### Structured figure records
___
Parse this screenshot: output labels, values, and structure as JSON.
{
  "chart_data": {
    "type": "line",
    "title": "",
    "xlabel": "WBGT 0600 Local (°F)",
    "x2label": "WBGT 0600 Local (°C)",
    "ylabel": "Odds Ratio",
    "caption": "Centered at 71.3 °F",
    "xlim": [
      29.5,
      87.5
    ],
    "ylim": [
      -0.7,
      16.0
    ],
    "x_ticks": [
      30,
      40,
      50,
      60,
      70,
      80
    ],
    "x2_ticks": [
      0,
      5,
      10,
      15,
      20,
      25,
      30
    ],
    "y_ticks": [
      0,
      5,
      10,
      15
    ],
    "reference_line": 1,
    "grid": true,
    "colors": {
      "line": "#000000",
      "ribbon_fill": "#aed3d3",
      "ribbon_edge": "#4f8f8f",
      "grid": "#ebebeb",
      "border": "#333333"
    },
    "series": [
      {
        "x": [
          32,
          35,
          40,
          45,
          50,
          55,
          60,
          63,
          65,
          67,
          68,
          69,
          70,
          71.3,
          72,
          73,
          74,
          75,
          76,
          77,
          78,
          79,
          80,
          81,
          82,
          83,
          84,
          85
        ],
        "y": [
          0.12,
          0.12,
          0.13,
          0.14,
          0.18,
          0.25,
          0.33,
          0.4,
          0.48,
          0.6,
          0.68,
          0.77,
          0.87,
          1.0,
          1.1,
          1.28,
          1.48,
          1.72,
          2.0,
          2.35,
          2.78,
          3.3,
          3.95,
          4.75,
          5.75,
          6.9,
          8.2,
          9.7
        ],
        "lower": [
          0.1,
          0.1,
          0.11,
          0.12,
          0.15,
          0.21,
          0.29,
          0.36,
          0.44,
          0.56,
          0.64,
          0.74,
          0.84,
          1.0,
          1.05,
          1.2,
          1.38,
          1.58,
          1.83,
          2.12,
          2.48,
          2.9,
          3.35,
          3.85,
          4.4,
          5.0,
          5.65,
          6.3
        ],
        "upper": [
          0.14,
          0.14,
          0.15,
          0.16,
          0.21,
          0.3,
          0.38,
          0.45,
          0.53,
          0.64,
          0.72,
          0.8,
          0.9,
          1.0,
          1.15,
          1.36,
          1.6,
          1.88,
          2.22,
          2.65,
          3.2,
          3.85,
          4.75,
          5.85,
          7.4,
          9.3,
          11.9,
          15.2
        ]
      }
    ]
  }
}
___
### PROBLEM STATEMENT
Set down all of the records shown above once more, exactly.

### SOLUTION TO THIS EXERCISE
Parse this screenshot: output labels, values, and structure as JSON.
{
  "chart_data": {
    "type": "line",
    "title": "",
    "xlabel": "WBGT 0600 Local (°F)",
    "x2label": "WBGT 0600 Local (°C)",
    "ylabel": "Odds Ratio",
    "caption": "Centered at 71.3 °F",
    "xlim": [
      29.5,
      87.5
    ],
    "ylim": [
      -0.7,
      16.0
    ],
    "x_ticks": [
      30,
      40,
      50,
      60,
      70,
      80
    ],
    "x2_ticks": [
      0,
      5,
      10,
      15,
      20,
      25,
      30
    ],
    "y_ticks": [
      0,
      5,
      10,
      15
    ],
    "reference_line": 1,
    "grid": true,
    "colors": {
      "line": "#000000",
      "ribbon_fill": "#aed3d3",
      "ribbon_edge": "#4f8f8f",
      "grid": "#ebebeb",
      "border": "#333333"
    },
    "series": [
      {
        "x": [
          32,
          35,
          40,
          45,
          50,
          55,
          60,
          63,
          65,
          67,
          68,
          69,
          70,
          71.3,
          72,
          73,
          74,
          75,
          76,
          77,
          78,
          79,
          80,
          81,
          82,
          83,
          84,
          85
        ],
        "y": [
          0.12,
          0.12,
          0.13,
          0.14,
          0.18,
          0.25,
          0.33,
          0.4,
          0.48,
          0.6,
          0.68,
          0.77,
          0.87,
          1.0,
          1.1,
          1.28,
          1.48,
          1.72,
          2.0,
          2.35,
          2.78,
          3.3,
          3.95,
          4.75,
          5.75,
          6.9,
          8.2,
          9.7
        ],
        "lower": [
          0.1,
          0.1,
          0.11,
          0.12,
          0.15,
          0.21,
          0.29,
          0.36,
          0.44,
          0.56,
          0.64,
          0.74,
          0.84,
          1.0,
          1.05,
          1.2,
          1.38,
          1.58,
          1.83,
          2.12,
          2.48,
          2.9,
          3.35,
          3.85,
          4.4,
          5.0,
          5.65,
          6.3
        ],
        "upper": [
          0.14,
          0.14,
          0.15,
          0.16,
          0.21,
          0.3,
          0.38,
          0.45,
          0.53,
          0.64,
          0.72,
          0.8,
          0.9,
          1.0,
          1.15,
          1.36,
          1.6,
          1.88,
          2.22,
          2.65,
          3.2,
          3.85,
          4.75,
          5.85,
          7.4,
          9.3,
          11.9,
          15.2
        ]
      }
    ]
  }
}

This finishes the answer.